_SHORT TASK_: Below are some records. Copy every line in them that holds "Digite".

Collection entries
###

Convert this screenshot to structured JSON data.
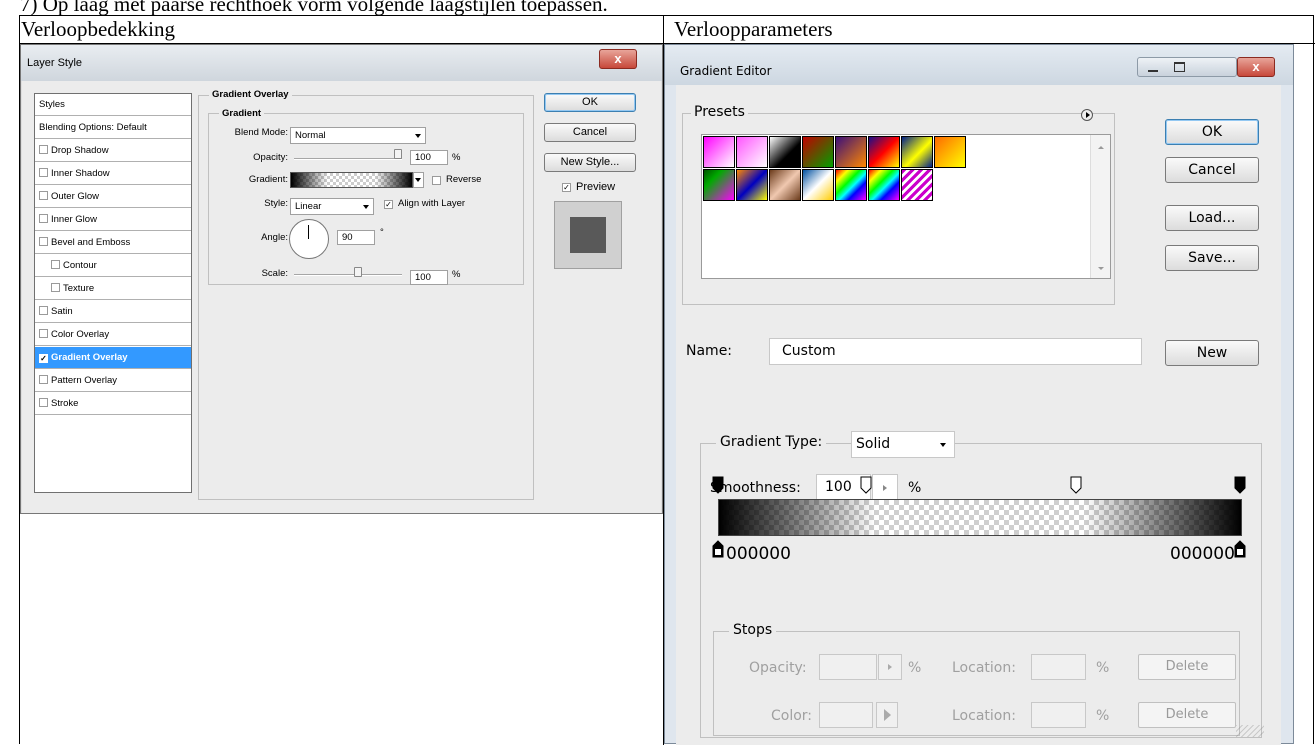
{
  "document": {
    "caption": "7) Op laag met paarse rechthoek vorm volgende laagstijlen toepassen.",
    "col1_header": "Verloopbedekking",
    "col2_header": "Verloopparameters"
  },
  "layer_style": {
    "title": "Layer Style",
    "close": "x",
    "styles_header": "Styles",
    "items": [
      {
        "label": "Blending Options: Default",
        "checkbox": false,
        "checked": false,
        "selected": false,
        "indent": false
      },
      {
        "label": "Drop Shadow",
        "checkbox": true,
        "checked": false,
        "selected": false,
        "indent": false
      },
      {
        "label": "Inner Shadow",
        "checkbox": true,
        "checked": false,
        "selected": false,
        "indent": false
      },
      {
        "label": "Outer Glow",
        "checkbox": true,
        "checked": false,
        "selected": false,
        "indent": false
      },
      {
        "label": "Inner Glow",
        "checkbox": true,
        "checked": false,
        "selected": false,
        "indent": false
      },
      {
        "label": "Bevel and Emboss",
        "checkbox": true,
        "checked": false,
        "selected": false,
        "indent": false
      },
      {
        "label": "Contour",
        "checkbox": true,
        "checked": false,
        "selected": false,
        "indent": true
      },
      {
        "label": "Texture",
        "checkbox": true,
        "checked": false,
        "selected": false,
        "indent": true
      },
      {
        "label": "Satin",
        "checkbox": true,
        "checked": false,
        "selected": false,
        "indent": false
      },
      {
        "label": "Color Overlay",
        "checkbox": true,
        "checked": false,
        "selected": false,
        "indent": false
      },
      {
        "label": "Gradient Overlay",
        "checkbox": true,
        "checked": true,
        "selected": true,
        "indent": false
      },
      {
        "label": "Pattern Overlay",
        "checkbox": true,
        "checked": false,
        "selected": false,
        "indent": false
      },
      {
        "label": "Stroke",
        "checkbox": true,
        "checked": false,
        "selected": false,
        "indent": false
      }
    ],
    "section_title": "Gradient Overlay",
    "subsection_title": "Gradient",
    "blend_mode_label": "Blend Mode:",
    "blend_mode_value": "Normal",
    "opacity_label": "Opacity:",
    "opacity_value": "100",
    "opacity_unit": "%",
    "gradient_label": "Gradient:",
    "reverse_label": "Reverse",
    "reverse_checked": false,
    "style_label": "Style:",
    "style_value": "Linear",
    "align_label": "Align with Layer",
    "align_checked": true,
    "angle_label": "Angle:",
    "angle_value": "90",
    "angle_unit": "°",
    "scale_label": "Scale:",
    "scale_value": "100",
    "scale_unit": "%",
    "ok": "OK",
    "cancel": "Cancel",
    "new_style": "New Style...",
    "preview_label": "Preview",
    "preview_checked": true
  },
  "gradient_editor": {
    "title": "Gradient Editor",
    "presets_label": "Presets",
    "ok": "OK",
    "cancel": "Cancel",
    "load": "Load...",
    "save": "Save...",
    "name_label": "Name:",
    "name_value": "Custom",
    "new": "New",
    "gradient_type_label": "Gradient Type:",
    "gradient_type_value": "Solid",
    "smoothness_label": "Smoothness:",
    "smoothness_value": "100",
    "smoothness_unit": "%",
    "left_color": "000000",
    "right_color": "000000",
    "stops_label": "Stops",
    "opacity_label": "Opacity:",
    "opacity_unit": "%",
    "location_label": "Location:",
    "location_unit": "%",
    "color_label": "Color:",
    "delete": "Delete",
    "presets": [
      "linear-gradient(135deg,#ff00ff,#ffffff)",
      "linear-gradient(135deg,#ff55ff,#ffffff)",
      "linear-gradient(135deg,#ffffff,#000000 60%)",
      "linear-gradient(135deg,#c00000,#00a000)",
      "linear-gradient(135deg,#3b0f7a,#ff8800)",
      "linear-gradient(135deg,#1a0e8a,#ff0000 50%,#ffff00)",
      "linear-gradient(135deg,#00208a,#ffff00 55%,#00208a)",
      "linear-gradient(135deg,#ff6a00,#ffff00)",
      "linear-gradient(135deg,#005500,#00aa00 30%,#ff00ff)",
      "linear-gradient(135deg,#ff8800,#0000c0 50%,#ffff00)",
      "linear-gradient(135deg,#6b3b1b,#f0c8b0 50%,#6b3b1b)",
      "linear-gradient(135deg,#0050a0,#ffffff 50%,#ffcc00)",
      "linear-gradient(135deg,#ff0000,#ffff00 20%,#00ff00 40%,#00ffff 55%,#0000ff 70%,#ff00ff)",
      "linear-gradient(135deg,#ff0000,#ffff00 20%,#00ff00 40%,#00ffff 55%,#0000ff 70%,#ff00ff)",
      "repeating-linear-gradient(135deg,#cc00cc 0 3px,#ffffff 3px 6px)"
    ]
  }
}
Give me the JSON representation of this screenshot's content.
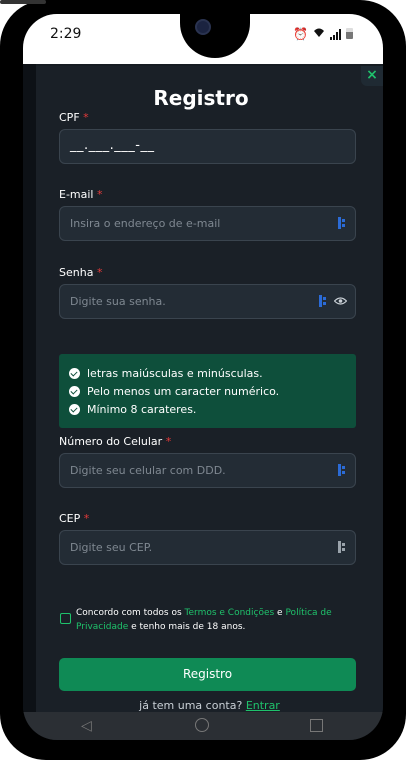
{
  "status_bar": {
    "time": "2:29",
    "icons": [
      "alarm-icon",
      "wifi-icon",
      "signal-icon",
      "battery-icon"
    ]
  },
  "modal": {
    "title": "Registro",
    "close_label": "×"
  },
  "fields": {
    "cpf": {
      "label": "CPF",
      "required_mark": "*",
      "value": "__.___.___-__"
    },
    "email": {
      "label": "E-mail",
      "required_mark": "*",
      "placeholder": "Insira o endereço de e-mail"
    },
    "password": {
      "label": "Senha",
      "required_mark": "*",
      "placeholder": "Digite sua senha."
    },
    "phone": {
      "label": "Número do Celular",
      "required_mark": "*",
      "placeholder": "Digite seu celular com DDD."
    },
    "cep": {
      "label": "CEP",
      "required_mark": "*",
      "placeholder": "Digite seu CEP."
    }
  },
  "password_rules": [
    "letras maiúsculas e minúsculas.",
    "Pelo menos um caracter numérico.",
    "Mínimo 8 carateres."
  ],
  "terms": {
    "prefix": "Concordo com todos os ",
    "terms_link": "Termos e Condições",
    "conjunction": " e ",
    "privacy_link": "Política de Privacidade",
    "suffix": " e tenho mais de 18 anos."
  },
  "submit_label": "Registro",
  "login_prompt": "já tem uma conta?",
  "login_link": "Entrar",
  "colors": {
    "accent": "#1fc16b",
    "modal_bg": "#1a2027",
    "rules_bg": "#0e4f3b",
    "button_bg": "#0f8a55",
    "required": "#e53a3a"
  }
}
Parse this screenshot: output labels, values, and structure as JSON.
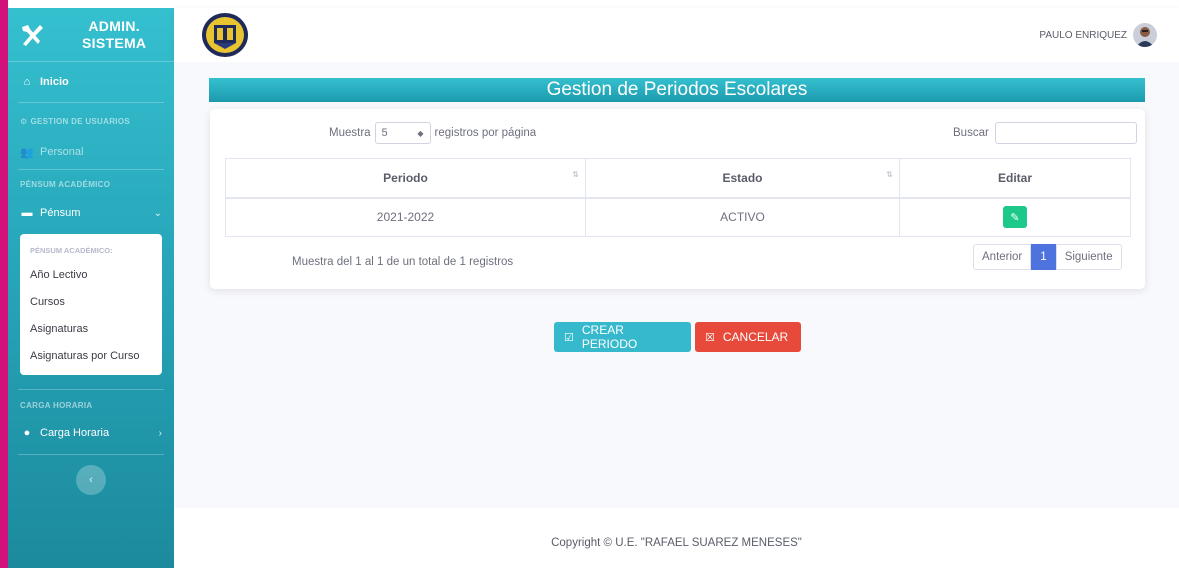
{
  "sidebar": {
    "brand_line1": "ADMIN.",
    "brand_line2": "SISTEMA",
    "inicio": "Inicio",
    "heading_usuarios": "GESTION DE USUARIOS",
    "personal": "Personal",
    "heading_pensum": "PÉNSUM ACADÉMICO",
    "pensum": "Pénsum",
    "collapse_heading": "PÉNSUM ACADÉMICO:",
    "collapse_items": [
      "Año Lectivo",
      "Cursos",
      "Asignaturas",
      "Asignaturas por Curso"
    ],
    "heading_carga": "CARGA HORARIA",
    "carga": "Carga Horaria"
  },
  "topbar": {
    "user_name": "PAULO ENRIQUEZ"
  },
  "main": {
    "title": "Gestion de Periodos Escolares",
    "show_prefix": "Muestra",
    "show_value": "5",
    "show_suffix": "registros por página",
    "search_label": "Buscar",
    "table": {
      "headers": [
        "Periodo",
        "Estado",
        "Editar"
      ],
      "rows": [
        {
          "periodo": "2021-2022",
          "estado": "ACTIVO"
        }
      ]
    },
    "info": "Muestra del 1 al 1 de un total de 1 registros",
    "pager": {
      "prev": "Anterior",
      "current": "1",
      "next": "Siguiente"
    },
    "btn_crear": "CREAR PERIODO",
    "btn_cancelar": "CANCELAR"
  },
  "footer": {
    "text": "Copyright © U.E. \"RAFAEL SUAREZ MENESES\""
  },
  "colors": {
    "sidebar": "#27a6ba",
    "primary": "#4e73df",
    "success": "#1cc88a",
    "info": "#36b9cc",
    "danger": "#e74a3b"
  }
}
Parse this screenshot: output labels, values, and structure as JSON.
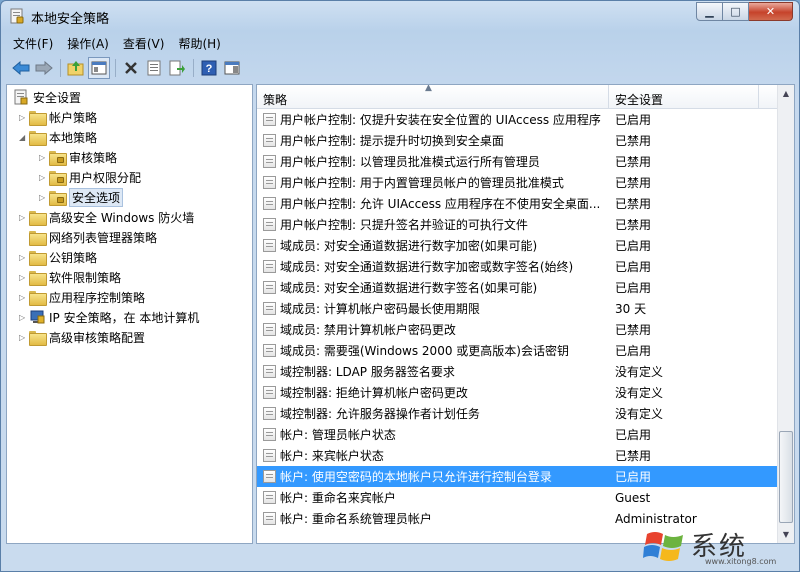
{
  "window": {
    "title": "本地安全策略"
  },
  "menu": {
    "items": [
      "文件(F)",
      "操作(A)",
      "查看(V)",
      "帮助(H)"
    ]
  },
  "toolbar": {
    "icons": [
      "back-arrow",
      "forward-arrow",
      "up-folder",
      "show-hide-tree",
      "delete",
      "properties",
      "export-list",
      "help",
      "show-hide-action-pane"
    ]
  },
  "tree": {
    "root": "安全设置",
    "items": [
      "帐户策略",
      "本地策略",
      "审核策略",
      "用户权限分配",
      "安全选项",
      "高级安全 Windows 防火墙",
      "网络列表管理器策略",
      "公钥策略",
      "软件限制策略",
      "应用程序控制策略",
      "IP 安全策略，在 本地计算机",
      "高级审核策略配置"
    ],
    "selected": "安全选项"
  },
  "list": {
    "columns": {
      "policy": "策略",
      "setting": "安全设置"
    },
    "rows": [
      {
        "policy": "用户帐户控制: 仅提升安装在安全位置的 UIAccess 应用程序",
        "setting": "已启用"
      },
      {
        "policy": "用户帐户控制: 提示提升时切换到安全桌面",
        "setting": "已禁用"
      },
      {
        "policy": "用户帐户控制: 以管理员批准模式运行所有管理员",
        "setting": "已禁用"
      },
      {
        "policy": "用户帐户控制: 用于内置管理员帐户的管理员批准模式",
        "setting": "已禁用"
      },
      {
        "policy": "用户帐户控制: 允许 UIAccess 应用程序在不使用安全桌面...",
        "setting": "已禁用"
      },
      {
        "policy": "用户帐户控制: 只提升签名并验证的可执行文件",
        "setting": "已禁用"
      },
      {
        "policy": "域成员: 对安全通道数据进行数字加密(如果可能)",
        "setting": "已启用"
      },
      {
        "policy": "域成员: 对安全通道数据进行数字加密或数字签名(始终)",
        "setting": "已启用"
      },
      {
        "policy": "域成员: 对安全通道数据进行数字签名(如果可能)",
        "setting": "已启用"
      },
      {
        "policy": "域成员: 计算机帐户密码最长使用期限",
        "setting": "30 天"
      },
      {
        "policy": "域成员: 禁用计算机帐户密码更改",
        "setting": "已禁用"
      },
      {
        "policy": "域成员: 需要强(Windows 2000 或更高版本)会话密钥",
        "setting": "已启用"
      },
      {
        "policy": "域控制器: LDAP 服务器签名要求",
        "setting": "没有定义"
      },
      {
        "policy": "域控制器: 拒绝计算机帐户密码更改",
        "setting": "没有定义"
      },
      {
        "policy": "域控制器: 允许服务器操作者计划任务",
        "setting": "没有定义"
      },
      {
        "policy": "帐户: 管理员帐户状态",
        "setting": "已启用"
      },
      {
        "policy": "帐户: 来宾帐户状态",
        "setting": "已禁用"
      },
      {
        "policy": "帐户: 使用空密码的本地帐户只允许进行控制台登录",
        "setting": "已启用"
      },
      {
        "policy": "帐户: 重命名来宾帐户",
        "setting": "Guest"
      },
      {
        "policy": "帐户: 重命名系统管理员帐户",
        "setting": "Administrator"
      }
    ],
    "selected_index": 17
  },
  "watermark": {
    "text": "系统",
    "url": "www.xitong8.com"
  },
  "colors": {
    "selection": "#3399ff",
    "title_bar": "#b9d1ea"
  }
}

###

_FULL ANSWER_:
      "placeholder": "Digite sua senha."
      "placeholder": "Digite seu celular com DDD."
      "placeholder": "Digite seu CEP."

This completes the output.